GOAL: Each record below should be repeated precisely as written.

-- start DATA IN THIS EXERCISE --

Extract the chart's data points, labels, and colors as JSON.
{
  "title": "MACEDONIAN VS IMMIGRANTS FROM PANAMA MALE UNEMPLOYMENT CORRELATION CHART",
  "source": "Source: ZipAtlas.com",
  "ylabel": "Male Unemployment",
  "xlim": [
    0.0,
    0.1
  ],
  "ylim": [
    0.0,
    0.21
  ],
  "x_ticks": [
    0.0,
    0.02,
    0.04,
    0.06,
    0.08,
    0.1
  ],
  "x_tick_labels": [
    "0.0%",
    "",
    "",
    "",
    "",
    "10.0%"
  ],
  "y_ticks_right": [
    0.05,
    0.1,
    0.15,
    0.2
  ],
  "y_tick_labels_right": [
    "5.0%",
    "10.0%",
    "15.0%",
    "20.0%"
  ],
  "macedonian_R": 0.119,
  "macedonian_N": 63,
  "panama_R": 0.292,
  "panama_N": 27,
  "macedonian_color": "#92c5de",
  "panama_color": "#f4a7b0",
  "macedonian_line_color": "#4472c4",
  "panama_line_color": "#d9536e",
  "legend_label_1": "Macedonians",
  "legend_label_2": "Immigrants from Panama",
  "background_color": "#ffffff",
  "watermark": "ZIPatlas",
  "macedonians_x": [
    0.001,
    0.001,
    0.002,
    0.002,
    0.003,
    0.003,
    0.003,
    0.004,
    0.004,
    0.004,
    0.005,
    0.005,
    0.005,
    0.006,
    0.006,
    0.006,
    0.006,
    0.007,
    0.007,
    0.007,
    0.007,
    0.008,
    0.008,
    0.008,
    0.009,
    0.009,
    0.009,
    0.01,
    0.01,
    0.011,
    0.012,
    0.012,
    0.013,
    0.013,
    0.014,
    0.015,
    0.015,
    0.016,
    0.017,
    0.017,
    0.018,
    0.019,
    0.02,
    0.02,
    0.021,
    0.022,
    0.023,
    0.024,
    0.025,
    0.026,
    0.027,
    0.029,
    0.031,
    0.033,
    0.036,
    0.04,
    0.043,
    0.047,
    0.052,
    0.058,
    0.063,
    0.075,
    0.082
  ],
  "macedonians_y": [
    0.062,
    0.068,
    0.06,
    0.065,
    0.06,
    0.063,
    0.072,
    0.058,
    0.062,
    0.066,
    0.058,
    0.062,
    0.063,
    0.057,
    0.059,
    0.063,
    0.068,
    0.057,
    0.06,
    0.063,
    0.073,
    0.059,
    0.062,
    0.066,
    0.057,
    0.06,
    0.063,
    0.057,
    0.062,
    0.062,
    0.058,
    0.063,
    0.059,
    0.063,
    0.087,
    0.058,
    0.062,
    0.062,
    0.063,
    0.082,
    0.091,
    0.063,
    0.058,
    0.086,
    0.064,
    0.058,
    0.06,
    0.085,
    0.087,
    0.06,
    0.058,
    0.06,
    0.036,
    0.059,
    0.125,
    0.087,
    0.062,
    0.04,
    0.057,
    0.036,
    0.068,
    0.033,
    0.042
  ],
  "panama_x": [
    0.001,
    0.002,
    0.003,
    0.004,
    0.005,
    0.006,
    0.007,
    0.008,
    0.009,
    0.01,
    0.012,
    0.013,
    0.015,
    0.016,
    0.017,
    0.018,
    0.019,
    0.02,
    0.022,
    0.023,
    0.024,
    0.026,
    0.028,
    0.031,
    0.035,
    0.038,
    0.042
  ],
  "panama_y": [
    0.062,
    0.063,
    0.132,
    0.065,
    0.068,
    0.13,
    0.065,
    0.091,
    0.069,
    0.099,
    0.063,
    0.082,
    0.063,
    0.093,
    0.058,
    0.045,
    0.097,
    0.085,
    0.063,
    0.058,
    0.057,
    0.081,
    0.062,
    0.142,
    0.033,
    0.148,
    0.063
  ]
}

-- end DATA IN THIS EXERCISE --

WRITTEN REPLY:
Extract the chart's data points, labels, and colors as JSON.
{
  "title": "MACEDONIAN VS IMMIGRANTS FROM PANAMA MALE UNEMPLOYMENT CORRELATION CHART",
  "source": "Source: ZipAtlas.com",
  "ylabel": "Male Unemployment",
  "xlim": [
    0.0,
    0.1
  ],
  "ylim": [
    0.0,
    0.21
  ],
  "x_ticks": [
    0.0,
    0.02,
    0.04,
    0.06,
    0.08,
    0.1
  ],
  "x_tick_labels": [
    "0.0%",
    "",
    "",
    "",
    "",
    "10.0%"
  ],
  "y_ticks_right": [
    0.05,
    0.1,
    0.15,
    0.2
  ],
  "y_tick_labels_right": [
    "5.0%",
    "10.0%",
    "15.0%",
    "20.0%"
  ],
  "macedonian_R": 0.119,
  "macedonian_N": 63,
  "panama_R": 0.292,
  "panama_N": 27,
  "macedonian_color": "#92c5de",
  "panama_color": "#f4a7b0",
  "macedonian_line_color": "#4472c4",
  "panama_line_color": "#d9536e",
  "legend_label_1": "Macedonians",
  "legend_label_2": "Immigrants from Panama",
  "background_color": "#ffffff",
  "watermark": "ZIPatlas",
  "macedonians_x": [
    0.001,
    0.001,
    0.002,
    0.002,
    0.003,
    0.003,
    0.003,
    0.004,
    0.004,
    0.004,
    0.005,
    0.005,
    0.005,
    0.006,
    0.006,
    0.006,
    0.006,
    0.007,
    0.007,
    0.007,
    0.007,
    0.008,
    0.008,
    0.008,
    0.009,
    0.009,
    0.009,
    0.01,
    0.01,
    0.011,
    0.012,
    0.012,
    0.013,
    0.013,
    0.014,
    0.015,
    0.015,
    0.016,
    0.017,
    0.017,
    0.018,
    0.019,
    0.02,
    0.02,
    0.021,
    0.022,
    0.023,
    0.024,
    0.025,
    0.026,
    0.027,
    0.029,
    0.031,
    0.033,
    0.036,
    0.04,
    0.043,
    0.047,
    0.052,
    0.058,
    0.063,
    0.075,
    0.082
  ],
  "macedonians_y": [
    0.062,
    0.068,
    0.06,
    0.065,
    0.06,
    0.063,
    0.072,
    0.058,
    0.062,
    0.066,
    0.058,
    0.062,
    0.063,
    0.057,
    0.059,
    0.063,
    0.068,
    0.057,
    0.06,
    0.063,
    0.073,
    0.059,
    0.062,
    0.066,
    0.057,
    0.06,
    0.063,
    0.057,
    0.062,
    0.062,
    0.058,
    0.063,
    0.059,
    0.063,
    0.087,
    0.058,
    0.062,
    0.062,
    0.063,
    0.082,
    0.091,
    0.063,
    0.058,
    0.086,
    0.064,
    0.058,
    0.06,
    0.085,
    0.087,
    0.06,
    0.058,
    0.06,
    0.036,
    0.059,
    0.125,
    0.087,
    0.062,
    0.04,
    0.057,
    0.036,
    0.068,
    0.033,
    0.042
  ],
  "panama_x": [
    0.001,
    0.002,
    0.003,
    0.004,
    0.005,
    0.006,
    0.007,
    0.008,
    0.009,
    0.01,
    0.012,
    0.013,
    0.015,
    0.016,
    0.017,
    0.018,
    0.019,
    0.02,
    0.022,
    0.023,
    0.024,
    0.026,
    0.028,
    0.031,
    0.035,
    0.038,
    0.042
  ],
  "panama_y": [
    0.062,
    0.063,
    0.132,
    0.065,
    0.068,
    0.13,
    0.065,
    0.091,
    0.069,
    0.099,
    0.063,
    0.082,
    0.063,
    0.093,
    0.058,
    0.045,
    0.097,
    0.085,
    0.063,
    0.058,
    0.057,
    0.081,
    0.062,
    0.142,
    0.033,
    0.148,
    0.063
  ]
}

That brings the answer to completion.